## What is needed:
Every entry must be repeated exactly. Exclude all pictures.

-------- Recorded information

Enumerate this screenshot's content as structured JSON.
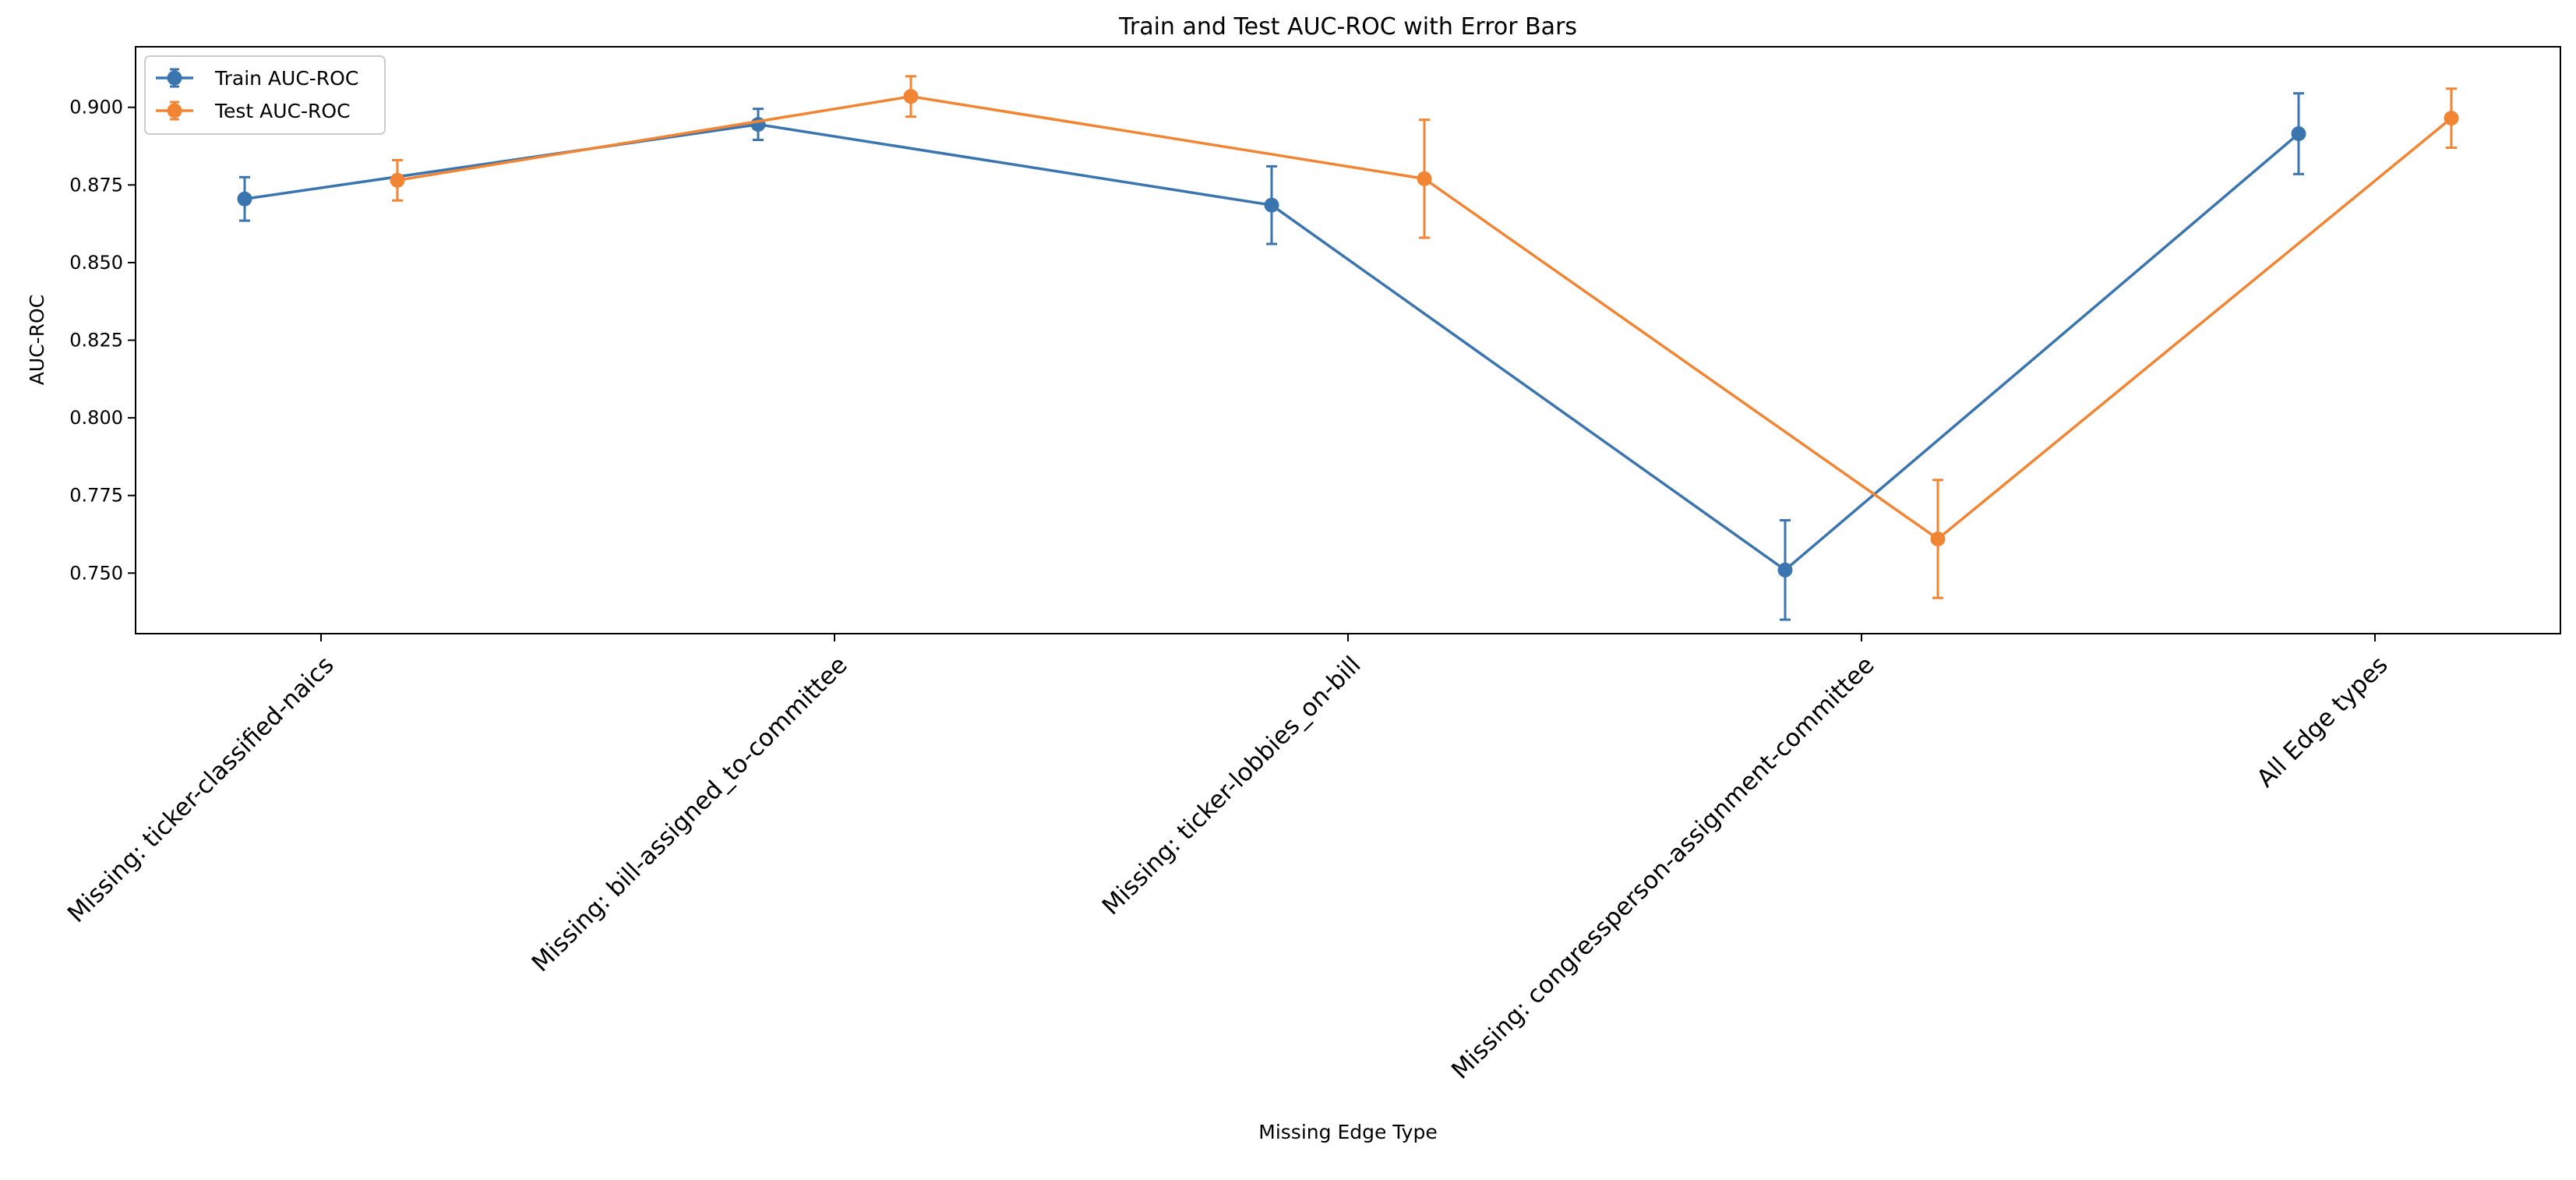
{
  "chart_data": {
    "type": "line",
    "title": "Train and Test AUC-ROC with Error Bars",
    "xlabel": "Missing Edge Type",
    "ylabel": "AUC-ROC",
    "ylim": [
      0.7305,
      0.9195
    ],
    "yticks": [
      0.75,
      0.775,
      0.8,
      0.825,
      0.85,
      0.875,
      0.9
    ],
    "ytick_labels": [
      "0.750",
      "0.775",
      "0.800",
      "0.825",
      "0.850",
      "0.875",
      "0.900"
    ],
    "categories": [
      "Missing: ticker-classified-naics",
      "Missing: bill-assigned_to-committee",
      "Missing: ticker-lobbies_on-bill",
      "Missing: congressperson-assignment-committee",
      "All Edge types"
    ],
    "grid": false,
    "legend_position": "upper-left",
    "series": [
      {
        "name": "Train AUC-ROC",
        "color": "#3a75b0",
        "values": [
          0.8705,
          0.8945,
          0.8685,
          0.751,
          0.8915
        ],
        "errors": [
          0.007,
          0.005,
          0.0125,
          0.016,
          0.013
        ]
      },
      {
        "name": "Test AUC-ROC",
        "color": "#f28533",
        "values": [
          0.8765,
          0.9035,
          0.877,
          0.761,
          0.8965
        ],
        "errors": [
          0.0065,
          0.0065,
          0.019,
          0.019,
          0.0095
        ]
      }
    ]
  }
}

----------------

## Reply to the exercise:
Enumerate this screenshot's content as structured JSON.
{
  "chart_data": {
    "type": "line",
    "title": "Train and Test AUC-ROC with Error Bars",
    "xlabel": "Missing Edge Type",
    "ylabel": "AUC-ROC",
    "ylim": [
      0.7305,
      0.9195
    ],
    "yticks": [
      0.75,
      0.775,
      0.8,
      0.825,
      0.85,
      0.875,
      0.9
    ],
    "ytick_labels": [
      "0.750",
      "0.775",
      "0.800",
      "0.825",
      "0.850",
      "0.875",
      "0.900"
    ],
    "categories": [
      "Missing: ticker-classified-naics",
      "Missing: bill-assigned_to-committee",
      "Missing: ticker-lobbies_on-bill",
      "Missing: congressperson-assignment-committee",
      "All Edge types"
    ],
    "grid": false,
    "legend_position": "upper-left",
    "series": [
      {
        "name": "Train AUC-ROC",
        "color": "#3a75b0",
        "values": [
          0.8705,
          0.8945,
          0.8685,
          0.751,
          0.8915
        ],
        "errors": [
          0.007,
          0.005,
          0.0125,
          0.016,
          0.013
        ]
      },
      {
        "name": "Test AUC-ROC",
        "color": "#f28533",
        "values": [
          0.8765,
          0.9035,
          0.877,
          0.761,
          0.8965
        ],
        "errors": [
          0.0065,
          0.0065,
          0.019,
          0.019,
          0.0095
        ]
      }
    ]
  }
}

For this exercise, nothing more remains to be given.